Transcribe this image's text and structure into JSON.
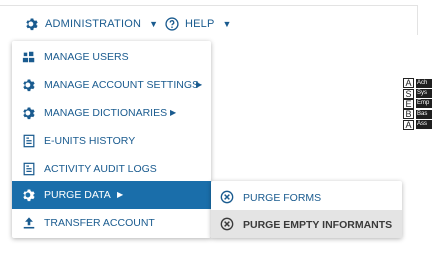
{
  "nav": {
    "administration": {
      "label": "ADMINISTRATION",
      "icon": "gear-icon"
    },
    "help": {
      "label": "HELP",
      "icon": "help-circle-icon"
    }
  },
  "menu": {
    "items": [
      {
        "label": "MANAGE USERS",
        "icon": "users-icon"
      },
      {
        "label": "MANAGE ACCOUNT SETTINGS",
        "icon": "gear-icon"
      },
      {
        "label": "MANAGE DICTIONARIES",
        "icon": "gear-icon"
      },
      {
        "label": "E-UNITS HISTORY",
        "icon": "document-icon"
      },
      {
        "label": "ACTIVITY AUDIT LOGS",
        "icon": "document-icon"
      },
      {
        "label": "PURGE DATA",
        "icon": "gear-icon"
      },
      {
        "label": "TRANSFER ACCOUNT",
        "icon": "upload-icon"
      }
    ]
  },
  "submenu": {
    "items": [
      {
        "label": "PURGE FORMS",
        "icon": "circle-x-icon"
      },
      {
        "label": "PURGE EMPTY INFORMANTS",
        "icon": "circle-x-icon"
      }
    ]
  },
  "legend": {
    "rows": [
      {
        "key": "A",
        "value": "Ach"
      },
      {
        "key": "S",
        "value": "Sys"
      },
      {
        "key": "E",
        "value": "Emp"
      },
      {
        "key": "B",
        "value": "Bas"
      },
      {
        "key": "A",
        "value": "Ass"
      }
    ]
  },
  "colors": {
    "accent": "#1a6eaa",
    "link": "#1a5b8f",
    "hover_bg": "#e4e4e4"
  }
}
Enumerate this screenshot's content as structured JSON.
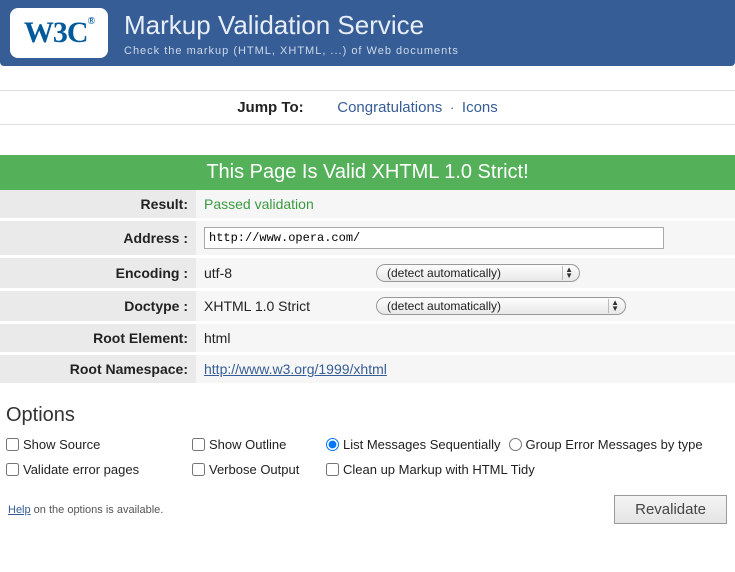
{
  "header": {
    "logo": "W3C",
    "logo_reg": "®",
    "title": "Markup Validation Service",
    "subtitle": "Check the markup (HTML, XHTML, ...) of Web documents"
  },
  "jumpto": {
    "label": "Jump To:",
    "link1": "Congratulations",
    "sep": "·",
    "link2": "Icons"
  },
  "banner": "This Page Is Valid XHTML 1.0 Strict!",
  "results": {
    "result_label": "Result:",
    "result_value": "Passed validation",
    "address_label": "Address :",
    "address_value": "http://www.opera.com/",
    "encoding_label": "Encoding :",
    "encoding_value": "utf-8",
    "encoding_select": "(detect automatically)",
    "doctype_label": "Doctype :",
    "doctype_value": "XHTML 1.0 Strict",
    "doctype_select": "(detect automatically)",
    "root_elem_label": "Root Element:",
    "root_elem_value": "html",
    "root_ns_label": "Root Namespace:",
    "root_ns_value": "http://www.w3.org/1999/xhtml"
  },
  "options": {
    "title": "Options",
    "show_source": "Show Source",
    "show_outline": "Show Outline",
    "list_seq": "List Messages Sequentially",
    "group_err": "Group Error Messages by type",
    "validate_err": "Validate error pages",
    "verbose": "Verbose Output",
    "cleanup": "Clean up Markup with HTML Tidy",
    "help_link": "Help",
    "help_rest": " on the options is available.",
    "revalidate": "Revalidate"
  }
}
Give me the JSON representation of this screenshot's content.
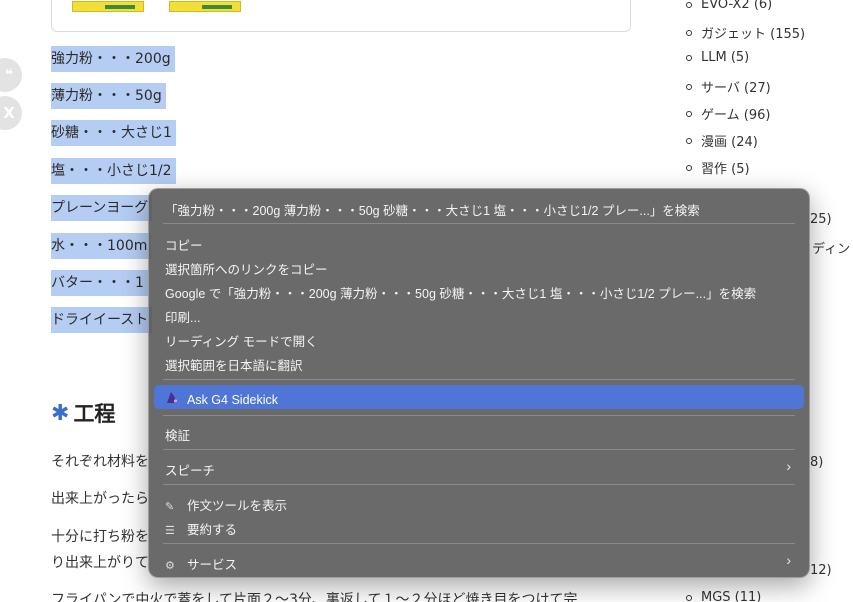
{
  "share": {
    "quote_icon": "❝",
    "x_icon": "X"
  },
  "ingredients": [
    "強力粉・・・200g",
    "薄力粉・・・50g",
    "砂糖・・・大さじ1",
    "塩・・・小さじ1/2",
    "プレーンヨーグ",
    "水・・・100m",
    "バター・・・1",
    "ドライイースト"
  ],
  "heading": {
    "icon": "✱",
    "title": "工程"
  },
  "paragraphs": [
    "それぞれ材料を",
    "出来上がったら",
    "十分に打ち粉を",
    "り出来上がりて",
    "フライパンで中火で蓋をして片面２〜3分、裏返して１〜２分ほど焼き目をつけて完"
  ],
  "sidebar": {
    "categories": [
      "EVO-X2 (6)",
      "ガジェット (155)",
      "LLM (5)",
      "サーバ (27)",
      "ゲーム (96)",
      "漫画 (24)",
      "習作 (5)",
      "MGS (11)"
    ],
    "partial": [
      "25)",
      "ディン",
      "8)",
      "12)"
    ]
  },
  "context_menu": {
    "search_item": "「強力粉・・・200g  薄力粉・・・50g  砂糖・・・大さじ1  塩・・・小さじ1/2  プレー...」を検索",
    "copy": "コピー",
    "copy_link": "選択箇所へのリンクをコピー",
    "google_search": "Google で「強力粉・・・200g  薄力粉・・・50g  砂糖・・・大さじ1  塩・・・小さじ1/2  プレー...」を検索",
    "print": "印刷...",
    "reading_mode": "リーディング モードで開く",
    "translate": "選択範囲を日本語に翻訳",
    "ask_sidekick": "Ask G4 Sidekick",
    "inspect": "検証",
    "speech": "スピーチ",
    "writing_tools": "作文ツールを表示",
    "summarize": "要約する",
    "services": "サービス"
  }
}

▬▬▬▬▬▬

▸ **Exercise requirements**: Extract the full listing exactly, with the pictures left out.

▸ **Worked answer**:
Transcribe this image's text and structure into JSON.
{
  "nav": {
    "administration": {
      "label": "ADMINISTRATION",
      "icon": "gear-icon"
    },
    "help": {
      "label": "HELP",
      "icon": "help-circle-icon"
    }
  },
  "menu": {
    "items": [
      {
        "label": "MANAGE USERS",
        "icon": "users-icon"
      },
      {
        "label": "MANAGE ACCOUNT SETTINGS",
        "icon": "gear-icon"
      },
      {
        "label": "MANAGE DICTIONARIES",
        "icon": "gear-icon"
      },
      {
        "label": "E-UNITS HISTORY",
        "icon": "document-icon"
      },
      {
        "label": "ACTIVITY AUDIT LOGS",
        "icon": "document-icon"
      },
      {
        "label": "PURGE DATA",
        "icon": "gear-icon"
      },
      {
        "label": "TRANSFER ACCOUNT",
        "icon": "upload-icon"
      }
    ]
  },
  "submenu": {
    "items": [
      {
        "label": "PURGE FORMS",
        "icon": "circle-x-icon"
      },
      {
        "label": "PURGE EMPTY INFORMANTS",
        "icon": "circle-x-icon"
      }
    ]
  },
  "legend": {
    "rows": [
      {
        "key": "A",
        "value": "Ach"
      },
      {
        "key": "S",
        "value": "Sys"
      },
      {
        "key": "E",
        "value": "Emp"
      },
      {
        "key": "B",
        "value": "Bas"
      },
      {
        "key": "A",
        "value": "Ass"
      }
    ]
  },
  "colors": {
    "accent": "#1a6eaa",
    "link": "#1a5b8f",
    "hover_bg": "#e4e4e4"
  }
}
Enumerate this screenshot's content as structured JSON.
{
  "header": {
    "logo": "W3C",
    "logo_reg": "®",
    "title": "Markup Validation Service",
    "subtitle": "Check the markup (HTML, XHTML, ...) of Web documents"
  },
  "jumpto": {
    "label": "Jump To:",
    "link1": "Congratulations",
    "sep": "·",
    "link2": "Icons"
  },
  "banner": "This Page Is Valid XHTML 1.0 Strict!",
  "results": {
    "result_label": "Result:",
    "result_value": "Passed validation",
    "address_label": "Address :",
    "address_value": "http://www.opera.com/",
    "encoding_label": "Encoding :",
    "encoding_value": "utf-8",
    "encoding_select": "(detect automatically)",
    "doctype_label": "Doctype :",
    "doctype_value": "XHTML 1.0 Strict",
    "doctype_select": "(detect automatically)",
    "root_elem_label": "Root Element:",
    "root_elem_value": "html",
    "root_ns_label": "Root Namespace:",
    "root_ns_value": "http://www.w3.org/1999/xhtml"
  },
  "options": {
    "title": "Options",
    "show_source": "Show Source",
    "show_outline": "Show Outline",
    "list_seq": "List Messages Sequentially",
    "group_err": "Group Error Messages by type",
    "validate_err": "Validate error pages",
    "verbose": "Verbose Output",
    "cleanup": "Clean up Markup with HTML Tidy",
    "help_link": "Help",
    "help_rest": " on the options is available.",
    "revalidate": "Revalidate"
  }
}
Give me the JSON representation of this screenshot's content.
{
  "share": {
    "quote_icon": "❝",
    "x_icon": "X"
  },
  "ingredients": [
    "強力粉・・・200g",
    "薄力粉・・・50g",
    "砂糖・・・大さじ1",
    "塩・・・小さじ1/2",
    "プレーンヨーグ",
    "水・・・100m",
    "バター・・・1",
    "ドライイースト"
  ],
  "heading": {
    "icon": "✱",
    "title": "工程"
  },
  "paragraphs": [
    "それぞれ材料を",
    "出来上がったら",
    "十分に打ち粉を",
    "り出来上がりて",
    "フライパンで中火で蓋をして片面２〜3分、裏返して１〜２分ほど焼き目をつけて完"
  ],
  "sidebar": {
    "categories": [
      "EVO-X2 (6)",
      "ガジェット (155)",
      "LLM (5)",
      "サーバ (27)",
      "ゲーム (96)",
      "漫画 (24)",
      "習作 (5)",
      "MGS (11)"
    ],
    "partial": [
      "25)",
      "ディン",
      "8)",
      "12)"
    ]
  },
  "context_menu": {
    "search_item": "「強力粉・・・200g  薄力粉・・・50g  砂糖・・・大さじ1  塩・・・小さじ1/2  プレー...」を検索",
    "copy": "コピー",
    "copy_link": "選択箇所へのリンクをコピー",
    "google_search": "Google で「強力粉・・・200g  薄力粉・・・50g  砂糖・・・大さじ1  塩・・・小さじ1/2  プレー...」を検索",
    "print": "印刷...",
    "reading_mode": "リーディング モードで開く",
    "translate": "選択範囲を日本語に翻訳",
    "ask_sidekick": "Ask G4 Sidekick",
    "inspect": "検証",
    "speech": "スピーチ",
    "writing_tools": "作文ツールを表示",
    "summarize": "要約する",
    "services": "サービス"
  }
}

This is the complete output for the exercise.